>> START
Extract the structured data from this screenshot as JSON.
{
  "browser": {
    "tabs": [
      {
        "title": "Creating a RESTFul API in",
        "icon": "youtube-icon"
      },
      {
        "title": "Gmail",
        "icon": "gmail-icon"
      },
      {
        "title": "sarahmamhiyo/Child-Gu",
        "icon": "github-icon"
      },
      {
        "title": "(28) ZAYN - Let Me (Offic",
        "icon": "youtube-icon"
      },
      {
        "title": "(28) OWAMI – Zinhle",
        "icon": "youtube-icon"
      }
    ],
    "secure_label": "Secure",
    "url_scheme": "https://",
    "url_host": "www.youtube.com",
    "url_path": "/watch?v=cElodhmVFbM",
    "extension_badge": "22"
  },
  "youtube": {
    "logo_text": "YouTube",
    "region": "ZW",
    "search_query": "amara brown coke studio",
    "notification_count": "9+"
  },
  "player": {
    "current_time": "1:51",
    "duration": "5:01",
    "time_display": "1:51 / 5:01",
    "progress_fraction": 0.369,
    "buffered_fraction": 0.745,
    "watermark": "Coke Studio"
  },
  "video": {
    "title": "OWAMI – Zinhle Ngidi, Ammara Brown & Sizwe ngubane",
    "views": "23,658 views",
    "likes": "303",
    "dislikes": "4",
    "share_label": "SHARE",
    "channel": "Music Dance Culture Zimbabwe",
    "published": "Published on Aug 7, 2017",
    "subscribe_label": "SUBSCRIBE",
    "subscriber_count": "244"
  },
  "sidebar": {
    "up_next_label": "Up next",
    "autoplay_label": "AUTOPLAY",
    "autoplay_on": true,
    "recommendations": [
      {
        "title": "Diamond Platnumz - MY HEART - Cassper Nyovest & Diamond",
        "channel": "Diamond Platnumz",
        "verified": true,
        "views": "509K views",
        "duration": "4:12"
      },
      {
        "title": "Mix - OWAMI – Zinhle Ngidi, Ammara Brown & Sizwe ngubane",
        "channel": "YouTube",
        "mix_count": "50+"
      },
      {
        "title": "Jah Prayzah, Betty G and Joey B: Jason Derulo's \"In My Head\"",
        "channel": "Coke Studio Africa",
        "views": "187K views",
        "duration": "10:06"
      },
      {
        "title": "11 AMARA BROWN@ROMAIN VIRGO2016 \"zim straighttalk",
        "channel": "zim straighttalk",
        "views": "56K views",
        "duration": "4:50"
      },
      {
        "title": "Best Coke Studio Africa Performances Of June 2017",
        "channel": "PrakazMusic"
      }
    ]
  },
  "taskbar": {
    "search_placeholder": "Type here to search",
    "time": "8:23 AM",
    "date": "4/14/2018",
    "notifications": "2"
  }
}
>> END
- **TASK DESCRIPTION**
Transcribe each record exactly. Leave nothing out.

- **SOLUTION FOR THIS EXERCISE**
Extract the structured data from this screenshot as JSON.
{
  "browser": {
    "tabs": [
      {
        "title": "Creating a RESTFul API in",
        "icon": "youtube-icon"
      },
      {
        "title": "Gmail",
        "icon": "gmail-icon"
      },
      {
        "title": "sarahmamhiyo/Child-Gu",
        "icon": "github-icon"
      },
      {
        "title": "(28) ZAYN - Let Me (Offic",
        "icon": "youtube-icon"
      },
      {
        "title": "(28) OWAMI – Zinhle",
        "icon": "youtube-icon"
      }
    ],
    "secure_label": "Secure",
    "url_scheme": "https://",
    "url_host": "www.youtube.com",
    "url_path": "/watch?v=cElodhmVFbM",
    "extension_badge": "22"
  },
  "youtube": {
    "logo_text": "YouTube",
    "region": "ZW",
    "search_query": "amara brown coke studio",
    "notification_count": "9+"
  },
  "player": {
    "current_time": "1:51",
    "duration": "5:01",
    "time_display": "1:51 / 5:01",
    "progress_fraction": 0.369,
    "buffered_fraction": 0.745,
    "watermark": "Coke Studio"
  },
  "video": {
    "title": "OWAMI – Zinhle Ngidi, Ammara Brown & Sizwe ngubane",
    "views": "23,658 views",
    "likes": "303",
    "dislikes": "4",
    "share_label": "SHARE",
    "channel": "Music Dance Culture Zimbabwe",
    "published": "Published on Aug 7, 2017",
    "subscribe_label": "SUBSCRIBE",
    "subscriber_count": "244"
  },
  "sidebar": {
    "up_next_label": "Up next",
    "autoplay_label": "AUTOPLAY",
    "autoplay_on": true,
    "recommendations": [
      {
        "title": "Diamond Platnumz - MY HEART - Cassper Nyovest & Diamond",
        "channel": "Diamond Platnumz",
        "verified": true,
        "views": "509K views",
        "duration": "4:12"
      },
      {
        "title": "Mix - OWAMI – Zinhle Ngidi, Ammara Brown & Sizwe ngubane",
        "channel": "YouTube",
        "mix_count": "50+"
      },
      {
        "title": "Jah Prayzah, Betty G and Joey B: Jason Derulo's \"In My Head\"",
        "channel": "Coke Studio Africa",
        "views": "187K views",
        "duration": "10:06"
      },
      {
        "title": "11 AMARA BROWN@ROMAIN VIRGO2016 \"zim straighttalk",
        "channel": "zim straighttalk",
        "views": "56K views",
        "duration": "4:50"
      },
      {
        "title": "Best Coke Studio Africa Performances Of June 2017",
        "channel": "PrakazMusic"
      }
    ]
  },
  "taskbar": {
    "search_placeholder": "Type here to search",
    "time": "8:23 AM",
    "date": "4/14/2018",
    "notifications": "2"
  }
}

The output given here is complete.